* BEGIN Record set *
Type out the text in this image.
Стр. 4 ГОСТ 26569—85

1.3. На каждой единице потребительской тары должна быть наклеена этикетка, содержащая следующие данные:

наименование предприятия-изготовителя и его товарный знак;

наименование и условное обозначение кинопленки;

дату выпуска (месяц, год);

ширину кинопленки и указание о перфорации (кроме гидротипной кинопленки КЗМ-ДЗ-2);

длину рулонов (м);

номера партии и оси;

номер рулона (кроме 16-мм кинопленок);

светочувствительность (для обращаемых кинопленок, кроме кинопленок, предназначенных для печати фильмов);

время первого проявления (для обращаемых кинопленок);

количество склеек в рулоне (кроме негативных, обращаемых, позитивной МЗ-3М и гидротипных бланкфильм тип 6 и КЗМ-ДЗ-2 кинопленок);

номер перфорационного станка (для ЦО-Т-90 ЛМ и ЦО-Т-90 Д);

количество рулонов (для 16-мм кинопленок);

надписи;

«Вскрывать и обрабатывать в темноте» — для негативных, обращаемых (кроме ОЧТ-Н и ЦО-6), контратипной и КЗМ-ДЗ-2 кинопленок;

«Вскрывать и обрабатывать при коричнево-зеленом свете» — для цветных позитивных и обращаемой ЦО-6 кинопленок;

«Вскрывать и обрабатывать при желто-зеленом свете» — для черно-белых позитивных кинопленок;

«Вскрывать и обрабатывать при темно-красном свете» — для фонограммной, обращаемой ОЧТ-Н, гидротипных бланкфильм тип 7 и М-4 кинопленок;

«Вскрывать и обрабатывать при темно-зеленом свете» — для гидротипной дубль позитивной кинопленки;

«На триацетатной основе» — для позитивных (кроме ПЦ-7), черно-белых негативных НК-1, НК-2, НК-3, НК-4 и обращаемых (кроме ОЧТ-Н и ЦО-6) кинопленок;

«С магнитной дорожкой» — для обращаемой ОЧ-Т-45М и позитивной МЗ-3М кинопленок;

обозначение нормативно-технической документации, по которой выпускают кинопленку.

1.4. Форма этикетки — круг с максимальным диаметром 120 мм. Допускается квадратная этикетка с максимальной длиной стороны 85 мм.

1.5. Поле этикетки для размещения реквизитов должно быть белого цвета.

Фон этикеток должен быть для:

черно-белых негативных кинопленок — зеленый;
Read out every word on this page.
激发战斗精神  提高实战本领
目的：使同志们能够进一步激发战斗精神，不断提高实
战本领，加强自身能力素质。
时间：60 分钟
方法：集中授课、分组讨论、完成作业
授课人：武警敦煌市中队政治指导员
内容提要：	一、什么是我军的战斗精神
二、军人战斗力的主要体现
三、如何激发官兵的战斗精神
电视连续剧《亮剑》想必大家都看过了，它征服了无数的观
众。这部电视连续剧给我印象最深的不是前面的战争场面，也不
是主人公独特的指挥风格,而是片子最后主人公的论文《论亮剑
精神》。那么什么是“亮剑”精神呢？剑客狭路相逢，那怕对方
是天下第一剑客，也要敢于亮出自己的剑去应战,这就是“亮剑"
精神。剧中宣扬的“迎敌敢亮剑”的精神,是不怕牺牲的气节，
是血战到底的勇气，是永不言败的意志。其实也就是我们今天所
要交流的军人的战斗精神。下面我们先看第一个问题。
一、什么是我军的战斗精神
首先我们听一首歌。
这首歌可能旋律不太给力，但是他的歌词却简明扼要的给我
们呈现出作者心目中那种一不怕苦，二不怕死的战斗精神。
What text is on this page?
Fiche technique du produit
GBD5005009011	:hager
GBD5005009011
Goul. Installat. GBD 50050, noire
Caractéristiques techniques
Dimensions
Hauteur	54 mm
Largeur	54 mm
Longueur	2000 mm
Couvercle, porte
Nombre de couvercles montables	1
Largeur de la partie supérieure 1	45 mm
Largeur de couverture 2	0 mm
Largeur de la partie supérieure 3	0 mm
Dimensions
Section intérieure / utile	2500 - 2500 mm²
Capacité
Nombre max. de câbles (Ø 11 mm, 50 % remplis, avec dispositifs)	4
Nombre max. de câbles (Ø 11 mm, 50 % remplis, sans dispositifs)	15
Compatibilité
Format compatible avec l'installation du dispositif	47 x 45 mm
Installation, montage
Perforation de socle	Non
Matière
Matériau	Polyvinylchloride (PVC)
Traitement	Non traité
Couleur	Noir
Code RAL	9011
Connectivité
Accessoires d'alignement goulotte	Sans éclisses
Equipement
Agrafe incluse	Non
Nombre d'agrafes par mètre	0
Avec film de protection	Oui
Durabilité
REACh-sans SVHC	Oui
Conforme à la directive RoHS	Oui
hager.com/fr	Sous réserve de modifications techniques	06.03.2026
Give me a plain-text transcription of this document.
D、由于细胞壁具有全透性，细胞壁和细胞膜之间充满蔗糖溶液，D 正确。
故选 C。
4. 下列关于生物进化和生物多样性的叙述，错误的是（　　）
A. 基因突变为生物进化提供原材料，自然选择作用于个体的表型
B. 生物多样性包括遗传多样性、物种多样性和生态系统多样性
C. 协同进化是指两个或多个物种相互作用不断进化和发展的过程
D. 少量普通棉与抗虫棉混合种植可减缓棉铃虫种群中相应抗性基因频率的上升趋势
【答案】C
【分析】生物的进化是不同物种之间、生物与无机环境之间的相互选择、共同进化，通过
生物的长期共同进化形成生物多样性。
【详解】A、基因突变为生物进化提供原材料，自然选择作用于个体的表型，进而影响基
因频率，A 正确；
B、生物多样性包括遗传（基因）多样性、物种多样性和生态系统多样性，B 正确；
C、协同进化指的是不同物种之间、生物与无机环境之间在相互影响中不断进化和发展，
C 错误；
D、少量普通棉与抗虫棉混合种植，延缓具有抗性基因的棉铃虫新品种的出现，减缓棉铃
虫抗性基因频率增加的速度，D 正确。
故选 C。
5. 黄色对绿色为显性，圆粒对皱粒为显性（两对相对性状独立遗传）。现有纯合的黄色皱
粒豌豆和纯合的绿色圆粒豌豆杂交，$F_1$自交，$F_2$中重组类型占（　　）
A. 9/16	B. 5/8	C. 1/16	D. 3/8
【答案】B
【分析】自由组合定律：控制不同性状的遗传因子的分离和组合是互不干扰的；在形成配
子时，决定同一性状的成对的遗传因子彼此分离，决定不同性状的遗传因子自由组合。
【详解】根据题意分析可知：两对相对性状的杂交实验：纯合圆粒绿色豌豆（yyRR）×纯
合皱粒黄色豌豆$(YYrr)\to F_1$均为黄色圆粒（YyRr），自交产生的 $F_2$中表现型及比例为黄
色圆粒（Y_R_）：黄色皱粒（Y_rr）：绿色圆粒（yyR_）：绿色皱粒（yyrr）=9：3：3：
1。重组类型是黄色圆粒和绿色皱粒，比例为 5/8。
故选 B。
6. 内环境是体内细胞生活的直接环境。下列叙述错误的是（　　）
* END Record set *
Task statement. Go through the listing above and restate it word for word.

Finished exercise.
Type out the text in this image.
Стр. 4 ГОСТ 26569—85

1.3. На каждой единице потребительской тары должна быть наклеена этикетка, содержащая следующие данные:

наименование предприятия-изготовителя и его товарный знак;

наименование и условное обозначение кинопленки;

дату выпуска (месяц, год);

ширину кинопленки и указание о перфорации (кроме гидротипной кинопленки КЗМ-ДЗ-2);

длину рулонов (м);

номера партии и оси;

номер рулона (кроме 16-мм кинопленок);

светочувствительность (для обращаемых кинопленок, кроме кинопленок, предназначенных для печати фильмов);

время первого проявления (для обращаемых кинопленок);

количество склеек в рулоне (кроме негативных, обращаемых, позитивной МЗ-3М и гидротипных бланкфильм тип 6 и КЗМ-ДЗ-2 кинопленок);

номер перфорационного станка (для ЦО-Т-90 ЛМ и ЦО-Т-90 Д);

количество рулонов (для 16-мм кинопленок);

надписи;

«Вскрывать и обрабатывать в темноте» — для негативных, обращаемых (кроме ОЧТ-Н и ЦО-6), контратипной и КЗМ-ДЗ-2 кинопленок;

«Вскрывать и обрабатывать при коричнево-зеленом свете» — для цветных позитивных и обращаемой ЦО-6 кинопленок;

«Вскрывать и обрабатывать при желто-зеленом свете» — для черно-белых позитивных кинопленок;

«Вскрывать и обрабатывать при темно-красном свете» — для фонограммной, обращаемой ОЧТ-Н, гидротипных бланкфильм тип 7 и М-4 кинопленок;

«Вскрывать и обрабатывать при темно-зеленом свете» — для гидротипной дубль позитивной кинопленки;

«На триацетатной основе» — для позитивных (кроме ПЦ-7), черно-белых негативных НК-1, НК-2, НК-3, НК-4 и обращаемых (кроме ОЧТ-Н и ЦО-6) кинопленок;

«С магнитной дорожкой» — для обращаемой ОЧ-Т-45М и позитивной МЗ-3М кинопленок;

обозначение нормативно-технической документации, по которой выпускают кинопленку.

1.4. Форма этикетки — круг с максимальным диаметром 120 мм. Допускается квадратная этикетка с максимальной длиной стороны 85 мм.

1.5. Поле этикетки для размещения реквизитов должно быть белого цвета.

Фон этикеток должен быть для:

черно-белых негативных кинопленок — зеленый;
Read out every word on this page.
激发战斗精神  提高实战本领
目的：使同志们能够进一步激发战斗精神，不断提高实
战本领，加强自身能力素质。
时间：60 分钟
方法：集中授课、分组讨论、完成作业
授课人：武警敦煌市中队政治指导员
内容提要：	一、什么是我军的战斗精神
二、军人战斗力的主要体现
三、如何激发官兵的战斗精神
电视连续剧《亮剑》想必大家都看过了，它征服了无数的观
众。这部电视连续剧给我印象最深的不是前面的战争场面，也不
是主人公独特的指挥风格,而是片子最后主人公的论文《论亮剑
精神》。那么什么是“亮剑”精神呢？剑客狭路相逢，那怕对方
是天下第一剑客，也要敢于亮出自己的剑去应战,这就是“亮剑"
精神。剧中宣扬的“迎敌敢亮剑”的精神,是不怕牺牲的气节，
是血战到底的勇气，是永不言败的意志。其实也就是我们今天所
要交流的军人的战斗精神。下面我们先看第一个问题。
一、什么是我军的战斗精神
首先我们听一首歌。
这首歌可能旋律不太给力，但是他的歌词却简明扼要的给我
们呈现出作者心目中那种一不怕苦，二不怕死的战斗精神。
What text is on this page?
Fiche technique du produit
GBD5005009011	:hager
GBD5005009011
Goul. Installat. GBD 50050, noire
Caractéristiques techniques
Dimensions
Hauteur	54 mm
Largeur	54 mm
Longueur	2000 mm
Couvercle, porte
Nombre de couvercles montables	1
Largeur de la partie supérieure 1	45 mm
Largeur de couverture 2	0 mm
Largeur de la partie supérieure 3	0 mm
Dimensions
Section intérieure / utile	2500 - 2500 mm²
Capacité
Nombre max. de câbles (Ø 11 mm, 50 % remplis, avec dispositifs)	4
Nombre max. de câbles (Ø 11 mm, 50 % remplis, sans dispositifs)	15
Compatibilité
Format compatible avec l'installation du dispositif	47 x 45 mm
Installation, montage
Perforation de socle	Non
Matière
Matériau	Polyvinylchloride (PVC)
Traitement	Non traité
Couleur	Noir
Code RAL	9011
Connectivité
Accessoires d'alignement goulotte	Sans éclisses
Equipement
Agrafe incluse	Non
Nombre d'agrafes par mètre	0
Avec film de protection	Oui
Durabilité
REACh-sans SVHC	Oui
Conforme à la directive RoHS	Oui
hager.com/fr	Sous réserve de modifications techniques	06.03.2026
Give me a plain-text transcription of this document.
D、由于细胞壁具有全透性，细胞壁和细胞膜之间充满蔗糖溶液，D 正确。
故选 C。
4. 下列关于生物进化和生物多样性的叙述，错误的是（　　）
A. 基因突变为生物进化提供原材料，自然选择作用于个体的表型
B. 生物多样性包括遗传多样性、物种多样性和生态系统多样性
C. 协同进化是指两个或多个物种相互作用不断进化和发展的过程
D. 少量普通棉与抗虫棉混合种植可减缓棉铃虫种群中相应抗性基因频率的上升趋势
【答案】C
【分析】生物的进化是不同物种之间、生物与无机环境之间的相互选择、共同进化，通过
生物的长期共同进化形成生物多样性。
【详解】A、基因突变为生物进化提供原材料，自然选择作用于个体的表型，进而影响基
因频率，A 正确；
B、生物多样性包括遗传（基因）多样性、物种多样性和生态系统多样性，B 正确；
C、协同进化指的是不同物种之间、生物与无机环境之间在相互影响中不断进化和发展，
C 错误；
D、少量普通棉与抗虫棉混合种植，延缓具有抗性基因的棉铃虫新品种的出现，减缓棉铃
虫抗性基因频率增加的速度，D 正确。
故选 C。
5. 黄色对绿色为显性，圆粒对皱粒为显性（两对相对性状独立遗传）。现有纯合的黄色皱
粒豌豆和纯合的绿色圆粒豌豆杂交，$F_1$自交，$F_2$中重组类型占（　　）
A. 9/16	B. 5/8	C. 1/16	D. 3/8
【答案】B
【分析】自由组合定律：控制不同性状的遗传因子的分离和组合是互不干扰的；在形成配
子时，决定同一性状的成对的遗传因子彼此分离，决定不同性状的遗传因子自由组合。
【详解】根据题意分析可知：两对相对性状的杂交实验：纯合圆粒绿色豌豆（yyRR）×纯
合皱粒黄色豌豆$(YYrr)\to F_1$均为黄色圆粒（YyRr），自交产生的 $F_2$中表现型及比例为黄
色圆粒（Y_R_）：黄色皱粒（Y_rr）：绿色圆粒（yyR_）：绿色皱粒（yyrr）=9：3：3：
1。重组类型是黄色圆粒和绿色皱粒，比例为 5/8。
故选 B。
6. 内环境是体内细胞生活的直接环境。下列叙述错误的是（　　）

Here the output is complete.